* start Data supplied *
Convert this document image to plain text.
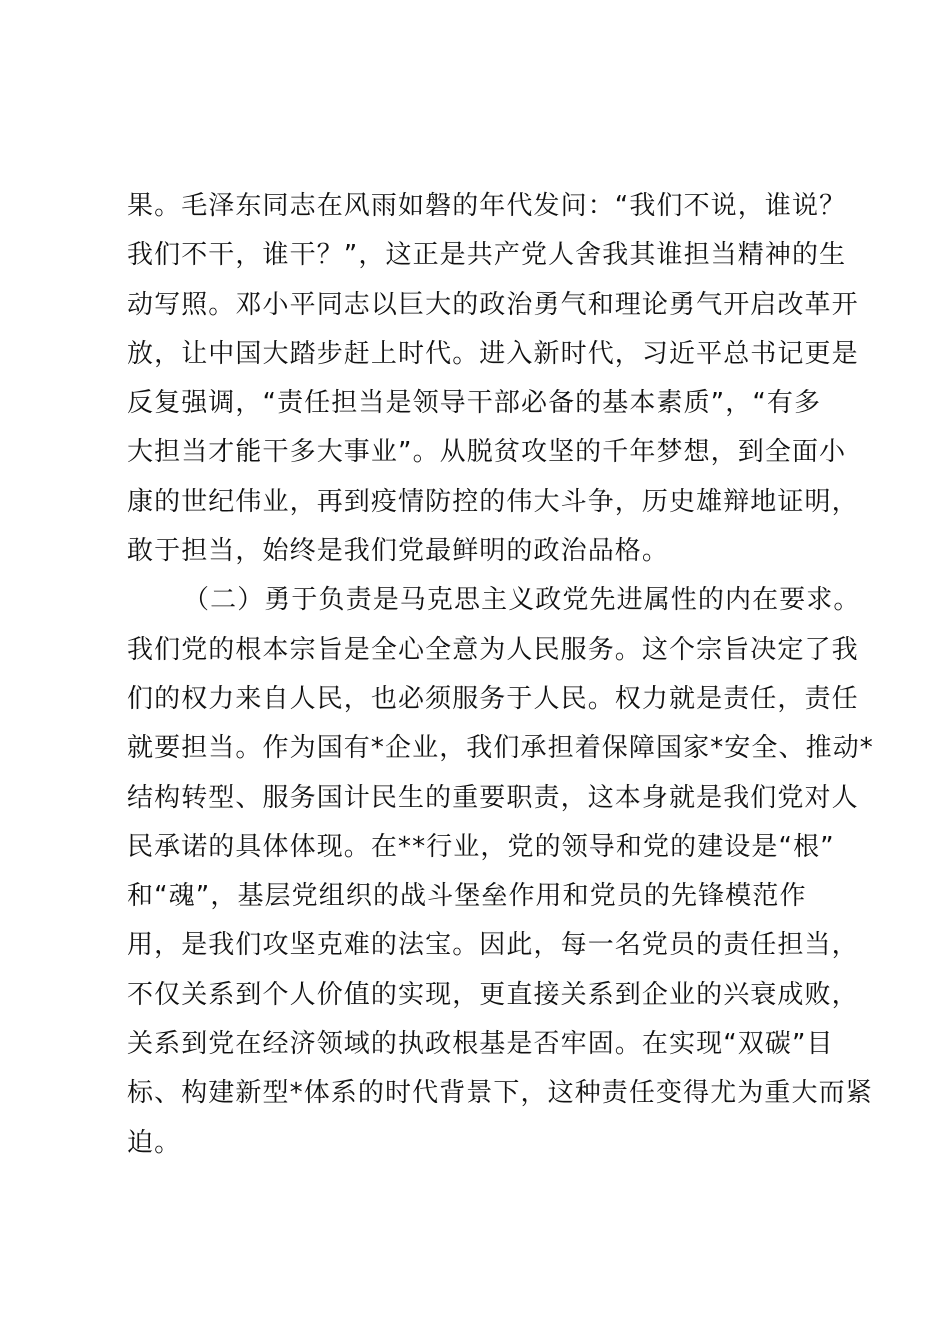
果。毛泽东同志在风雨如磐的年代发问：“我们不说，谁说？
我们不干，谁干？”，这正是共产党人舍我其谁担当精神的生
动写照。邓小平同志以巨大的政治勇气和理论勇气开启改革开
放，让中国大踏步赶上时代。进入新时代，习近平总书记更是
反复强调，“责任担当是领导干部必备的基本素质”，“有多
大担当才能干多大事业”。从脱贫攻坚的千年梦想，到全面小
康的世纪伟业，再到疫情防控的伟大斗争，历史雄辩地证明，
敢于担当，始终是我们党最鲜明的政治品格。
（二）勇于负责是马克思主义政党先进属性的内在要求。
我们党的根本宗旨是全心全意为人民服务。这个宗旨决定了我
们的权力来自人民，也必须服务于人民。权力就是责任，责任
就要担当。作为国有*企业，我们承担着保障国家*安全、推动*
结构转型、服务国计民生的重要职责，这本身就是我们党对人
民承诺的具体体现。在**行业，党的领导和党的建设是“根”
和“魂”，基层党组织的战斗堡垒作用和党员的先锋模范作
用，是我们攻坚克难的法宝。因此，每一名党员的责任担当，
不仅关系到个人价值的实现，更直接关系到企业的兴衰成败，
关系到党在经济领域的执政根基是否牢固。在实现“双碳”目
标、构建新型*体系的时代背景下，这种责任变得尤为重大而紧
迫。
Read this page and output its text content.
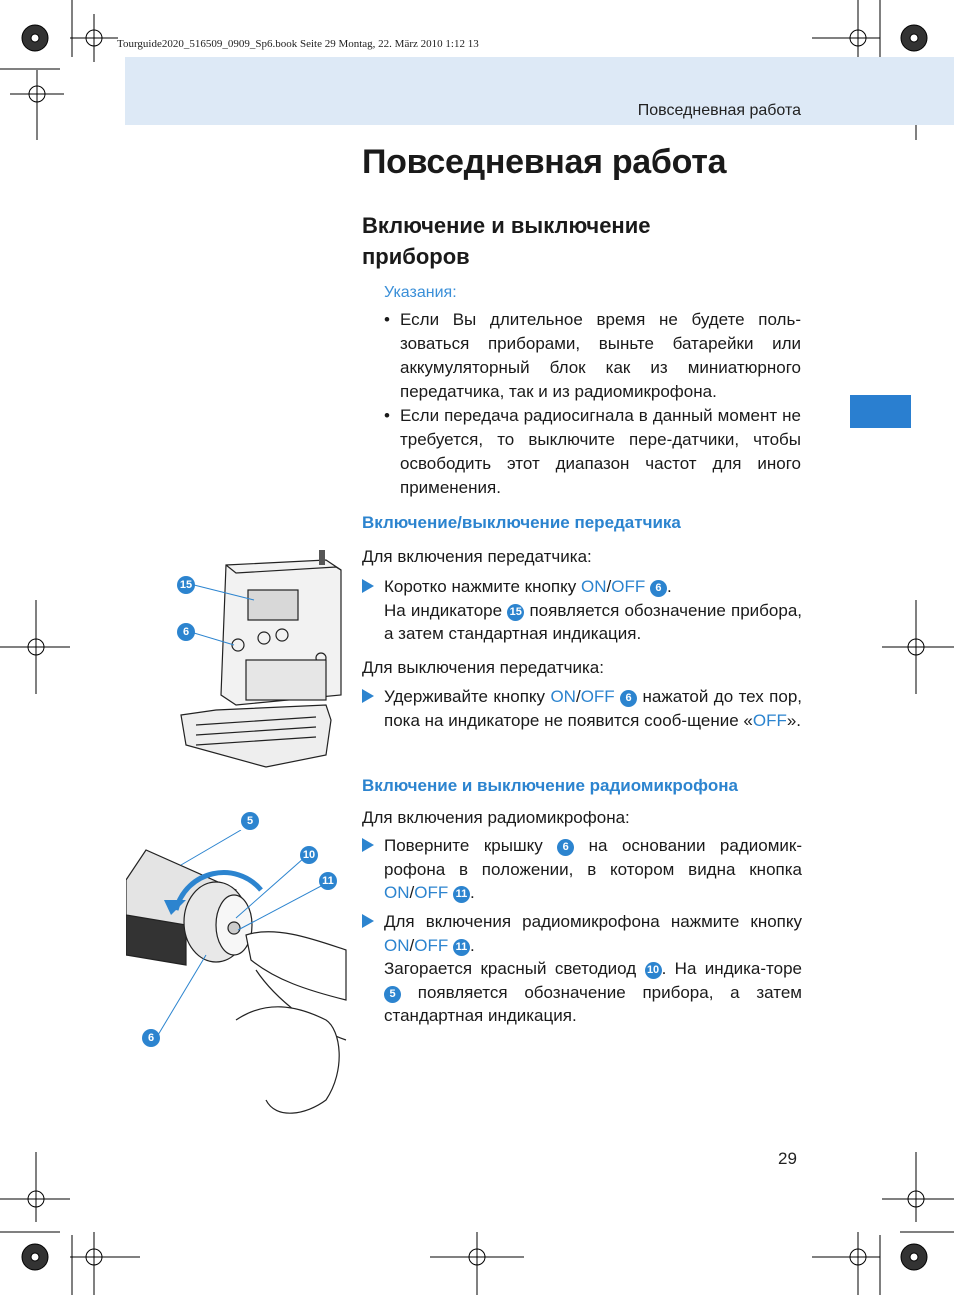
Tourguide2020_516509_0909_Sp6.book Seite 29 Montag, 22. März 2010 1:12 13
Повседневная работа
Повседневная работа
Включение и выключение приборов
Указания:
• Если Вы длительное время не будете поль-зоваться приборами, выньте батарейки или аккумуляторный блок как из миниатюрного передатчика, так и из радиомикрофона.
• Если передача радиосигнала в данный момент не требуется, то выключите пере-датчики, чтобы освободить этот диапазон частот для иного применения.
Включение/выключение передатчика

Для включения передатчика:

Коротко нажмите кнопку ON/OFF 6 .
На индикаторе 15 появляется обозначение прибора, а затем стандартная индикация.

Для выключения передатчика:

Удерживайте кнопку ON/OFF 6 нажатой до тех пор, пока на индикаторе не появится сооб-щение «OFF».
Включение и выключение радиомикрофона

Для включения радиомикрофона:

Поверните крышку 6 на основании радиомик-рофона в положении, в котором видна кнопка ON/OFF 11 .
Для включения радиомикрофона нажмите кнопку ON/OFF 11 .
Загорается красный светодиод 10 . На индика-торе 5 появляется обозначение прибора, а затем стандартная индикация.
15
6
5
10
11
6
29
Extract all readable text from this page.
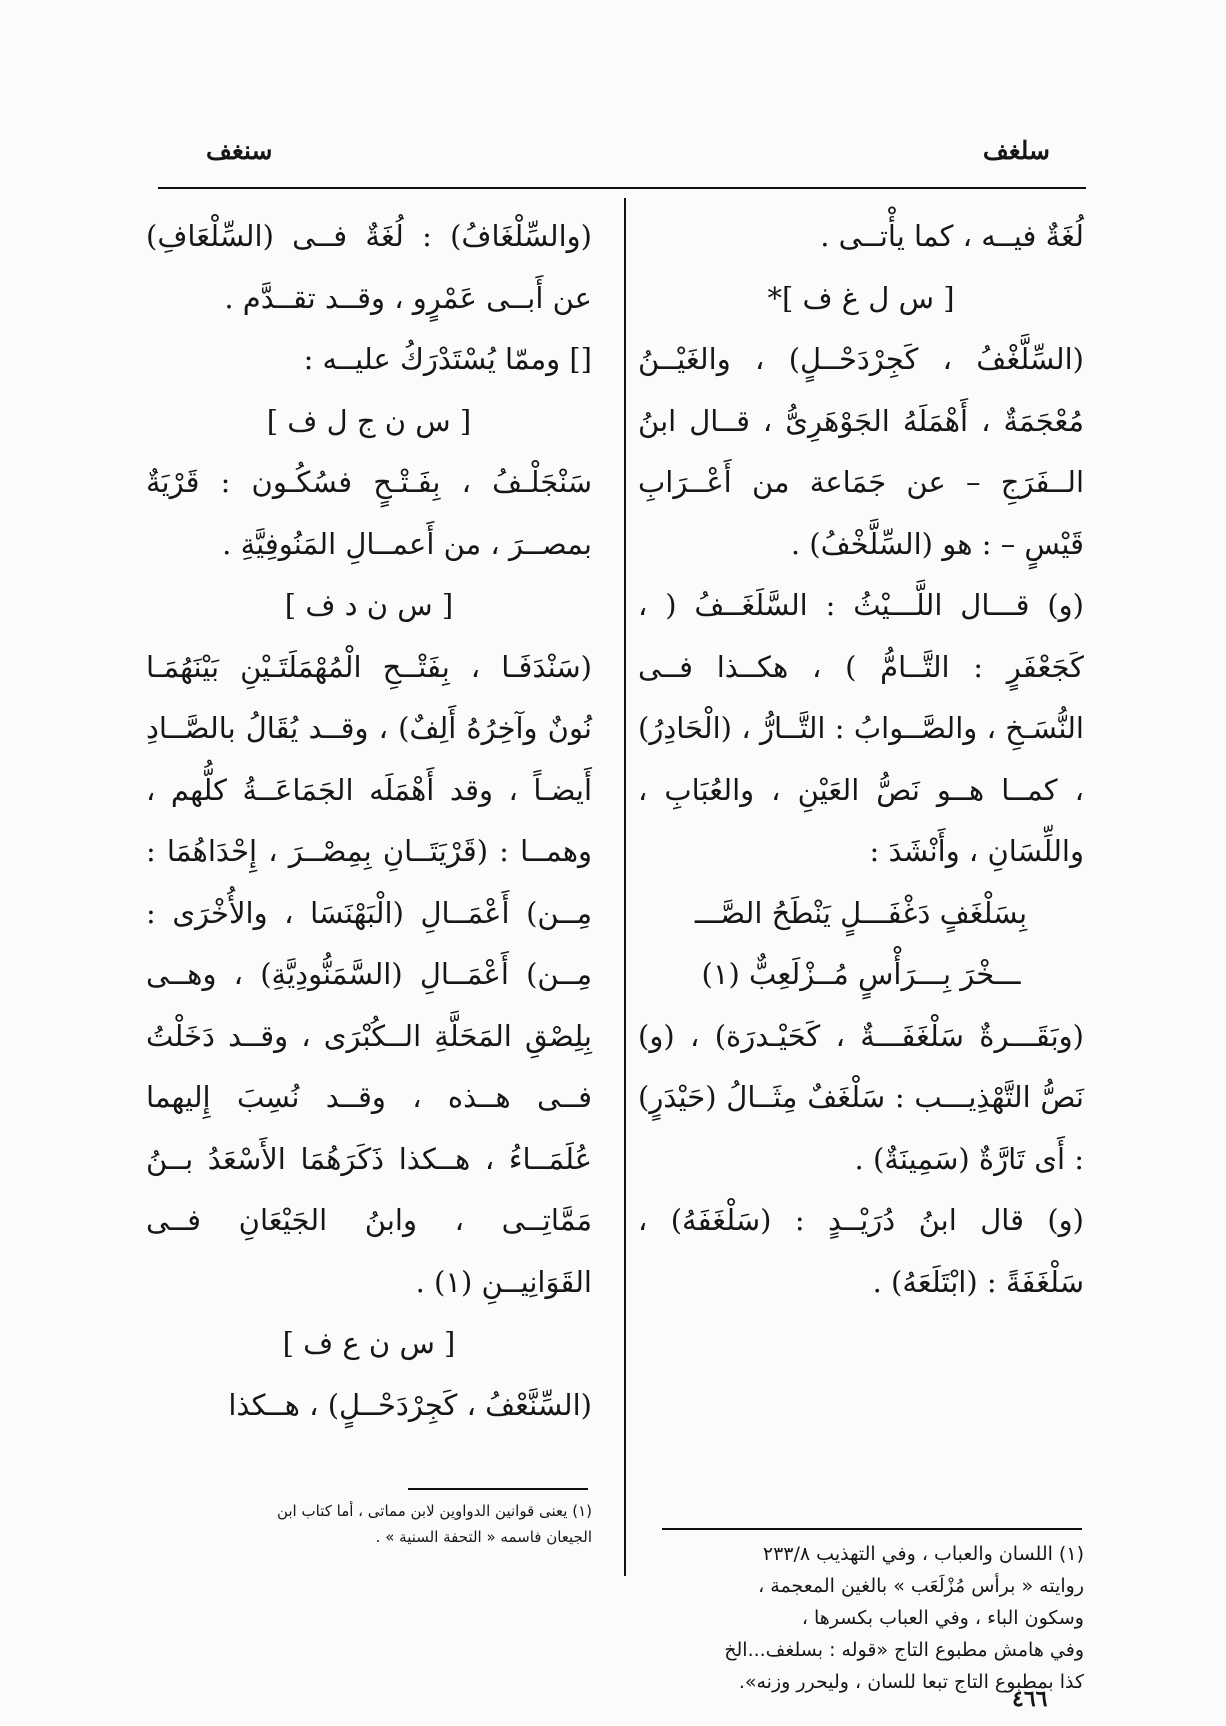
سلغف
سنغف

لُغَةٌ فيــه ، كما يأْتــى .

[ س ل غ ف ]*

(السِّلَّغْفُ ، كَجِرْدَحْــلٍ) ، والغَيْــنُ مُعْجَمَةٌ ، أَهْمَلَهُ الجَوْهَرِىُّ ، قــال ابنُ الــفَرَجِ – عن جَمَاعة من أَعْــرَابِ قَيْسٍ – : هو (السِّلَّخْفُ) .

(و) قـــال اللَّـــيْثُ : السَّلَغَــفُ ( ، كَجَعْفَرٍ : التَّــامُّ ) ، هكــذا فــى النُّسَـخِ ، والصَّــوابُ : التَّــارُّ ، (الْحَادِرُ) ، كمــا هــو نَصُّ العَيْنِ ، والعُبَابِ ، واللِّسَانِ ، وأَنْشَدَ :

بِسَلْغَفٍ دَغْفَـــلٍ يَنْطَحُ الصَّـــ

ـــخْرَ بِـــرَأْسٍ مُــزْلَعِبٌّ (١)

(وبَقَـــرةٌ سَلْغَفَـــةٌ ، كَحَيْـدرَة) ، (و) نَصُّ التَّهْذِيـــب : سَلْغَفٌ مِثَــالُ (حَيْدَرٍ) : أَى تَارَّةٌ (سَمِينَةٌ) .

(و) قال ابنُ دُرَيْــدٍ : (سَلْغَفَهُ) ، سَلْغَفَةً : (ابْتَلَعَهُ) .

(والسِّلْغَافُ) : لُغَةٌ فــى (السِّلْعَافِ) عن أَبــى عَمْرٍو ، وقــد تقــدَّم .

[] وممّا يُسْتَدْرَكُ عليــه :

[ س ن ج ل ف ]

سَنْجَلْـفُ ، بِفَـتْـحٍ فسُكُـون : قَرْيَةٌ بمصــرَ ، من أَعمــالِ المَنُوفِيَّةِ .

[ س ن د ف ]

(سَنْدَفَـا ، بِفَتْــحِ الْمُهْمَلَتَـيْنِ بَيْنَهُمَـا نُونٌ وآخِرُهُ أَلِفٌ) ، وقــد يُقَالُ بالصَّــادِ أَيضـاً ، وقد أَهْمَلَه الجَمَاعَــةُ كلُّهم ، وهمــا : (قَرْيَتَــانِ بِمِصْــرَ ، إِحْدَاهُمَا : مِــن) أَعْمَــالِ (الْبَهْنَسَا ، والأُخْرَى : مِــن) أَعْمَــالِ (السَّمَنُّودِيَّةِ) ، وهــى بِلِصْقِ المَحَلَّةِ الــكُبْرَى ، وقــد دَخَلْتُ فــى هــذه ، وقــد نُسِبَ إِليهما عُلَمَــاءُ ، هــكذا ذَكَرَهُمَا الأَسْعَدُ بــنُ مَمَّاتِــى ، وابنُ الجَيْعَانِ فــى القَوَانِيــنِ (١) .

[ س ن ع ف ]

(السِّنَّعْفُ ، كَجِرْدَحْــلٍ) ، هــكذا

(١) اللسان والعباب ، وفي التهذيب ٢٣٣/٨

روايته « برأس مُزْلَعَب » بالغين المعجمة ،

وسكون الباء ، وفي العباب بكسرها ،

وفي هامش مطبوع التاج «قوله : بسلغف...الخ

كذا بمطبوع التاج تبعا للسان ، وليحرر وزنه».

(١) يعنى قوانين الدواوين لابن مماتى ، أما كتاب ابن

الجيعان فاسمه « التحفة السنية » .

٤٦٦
* end Data supplied *
> **Exercise aim**:
Print out every entry above without changing a word, and leave out the pictures.

> **Solved problem**:
Convert this document image to plain text.
果。毛泽东同志在风雨如磐的年代发问：“我们不说，谁说？
我们不干，谁干？”，这正是共产党人舍我其谁担当精神的生
动写照。邓小平同志以巨大的政治勇气和理论勇气开启改革开
放，让中国大踏步赶上时代。进入新时代，习近平总书记更是
反复强调，“责任担当是领导干部必备的基本素质”，“有多
大担当才能干多大事业”。从脱贫攻坚的千年梦想，到全面小
康的世纪伟业，再到疫情防控的伟大斗争，历史雄辩地证明，
敢于担当，始终是我们党最鲜明的政治品格。
（二）勇于负责是马克思主义政党先进属性的内在要求。
我们党的根本宗旨是全心全意为人民服务。这个宗旨决定了我
们的权力来自人民，也必须服务于人民。权力就是责任，责任
就要担当。作为国有*企业，我们承担着保障国家*安全、推动*
结构转型、服务国计民生的重要职责，这本身就是我们党对人
民承诺的具体体现。在**行业，党的领导和党的建设是“根”
和“魂”，基层党组织的战斗堡垒作用和党员的先锋模范作
用，是我们攻坚克难的法宝。因此，每一名党员的责任担当，
不仅关系到个人价值的实现，更直接关系到企业的兴衰成败，
关系到党在经济领域的执政根基是否牢固。在实现“双碳”目
标、构建新型*体系的时代背景下，这种责任变得尤为重大而紧
迫。
Read this page and output its text content.
Tourguide2020_516509_0909_Sp6.book Seite 29 Montag, 22. März 2010 1:12 13
Повседневная работа
Повседневная работа
Включение и выключение приборов
Указания:
• Если Вы длительное время не будете поль-зоваться приборами, выньте батарейки или аккумуляторный блок как из миниатюрного передатчика, так и из радиомикрофона.
• Если передача радиосигнала в данный момент не требуется, то выключите пере-датчики, чтобы освободить этот диапазон частот для иного применения.
Включение/выключение передатчика

Для включения передатчика:

Коротко нажмите кнопку ON/OFF 6 .
На индикаторе 15 появляется обозначение прибора, а затем стандартная индикация.

Для выключения передатчика:

Удерживайте кнопку ON/OFF 6 нажатой до тех пор, пока на индикаторе не появится сооб-щение «OFF».
Включение и выключение радиомикрофона

Для включения радиомикрофона:

Поверните крышку 6 на основании радиомик-рофона в положении, в котором видна кнопка ON/OFF 11 .
Для включения радиомикрофона нажмите кнопку ON/OFF 11 .
Загорается красный светодиод 10 . На индика-торе 5 появляется обозначение прибора, а затем стандартная индикация.
15
6
5
10
11
6
29
Extract all readable text from this page.
سلغف
سنغف

لُغَةٌ فيــه ، كما يأْتــى .

[ س ل غ ف ]*

(السِّلَّغْفُ ، كَجِرْدَحْــلٍ) ، والغَيْــنُ مُعْجَمَةٌ ، أَهْمَلَهُ الجَوْهَرِىُّ ، قــال ابنُ الــفَرَجِ – عن جَمَاعة من أَعْــرَابِ قَيْسٍ – : هو (السِّلَّخْفُ) .

(و) قـــال اللَّـــيْثُ : السَّلَغَــفُ ( ، كَجَعْفَرٍ : التَّــامُّ ) ، هكــذا فــى النُّسَـخِ ، والصَّــوابُ : التَّــارُّ ، (الْحَادِرُ) ، كمــا هــو نَصُّ العَيْنِ ، والعُبَابِ ، واللِّسَانِ ، وأَنْشَدَ :

بِسَلْغَفٍ دَغْفَـــلٍ يَنْطَحُ الصَّـــ

ـــخْرَ بِـــرَأْسٍ مُــزْلَعِبٌّ (١)

(وبَقَـــرةٌ سَلْغَفَـــةٌ ، كَحَيْـدرَة) ، (و) نَصُّ التَّهْذِيـــب : سَلْغَفٌ مِثَــالُ (حَيْدَرٍ) : أَى تَارَّةٌ (سَمِينَةٌ) .

(و) قال ابنُ دُرَيْــدٍ : (سَلْغَفَهُ) ، سَلْغَفَةً : (ابْتَلَعَهُ) .

(والسِّلْغَافُ) : لُغَةٌ فــى (السِّلْعَافِ) عن أَبــى عَمْرٍو ، وقــد تقــدَّم .

[] وممّا يُسْتَدْرَكُ عليــه :

[ س ن ج ل ف ]

سَنْجَلْـفُ ، بِفَـتْـحٍ فسُكُـون : قَرْيَةٌ بمصــرَ ، من أَعمــالِ المَنُوفِيَّةِ .

[ س ن د ف ]

(سَنْدَفَـا ، بِفَتْــحِ الْمُهْمَلَتَـيْنِ بَيْنَهُمَـا نُونٌ وآخِرُهُ أَلِفٌ) ، وقــد يُقَالُ بالصَّــادِ أَيضـاً ، وقد أَهْمَلَه الجَمَاعَــةُ كلُّهم ، وهمــا : (قَرْيَتَــانِ بِمِصْــرَ ، إِحْدَاهُمَا : مِــن) أَعْمَــالِ (الْبَهْنَسَا ، والأُخْرَى : مِــن) أَعْمَــالِ (السَّمَنُّودِيَّةِ) ، وهــى بِلِصْقِ المَحَلَّةِ الــكُبْرَى ، وقــد دَخَلْتُ فــى هــذه ، وقــد نُسِبَ إِليهما عُلَمَــاءُ ، هــكذا ذَكَرَهُمَا الأَسْعَدُ بــنُ مَمَّاتِــى ، وابنُ الجَيْعَانِ فــى القَوَانِيــنِ (١) .

[ س ن ع ف ]

(السِّنَّعْفُ ، كَجِرْدَحْــلٍ) ، هــكذا

(١) اللسان والعباب ، وفي التهذيب ٢٣٣/٨

روايته « برأس مُزْلَعَب » بالغين المعجمة ،

وسكون الباء ، وفي العباب بكسرها ،

وفي هامش مطبوع التاج «قوله : بسلغف...الخ

كذا بمطبوع التاج تبعا للسان ، وليحرر وزنه».

(١) يعنى قوانين الدواوين لابن مماتى ، أما كتاب ابن

الجيعان فاسمه « التحفة السنية » .

٤٦٦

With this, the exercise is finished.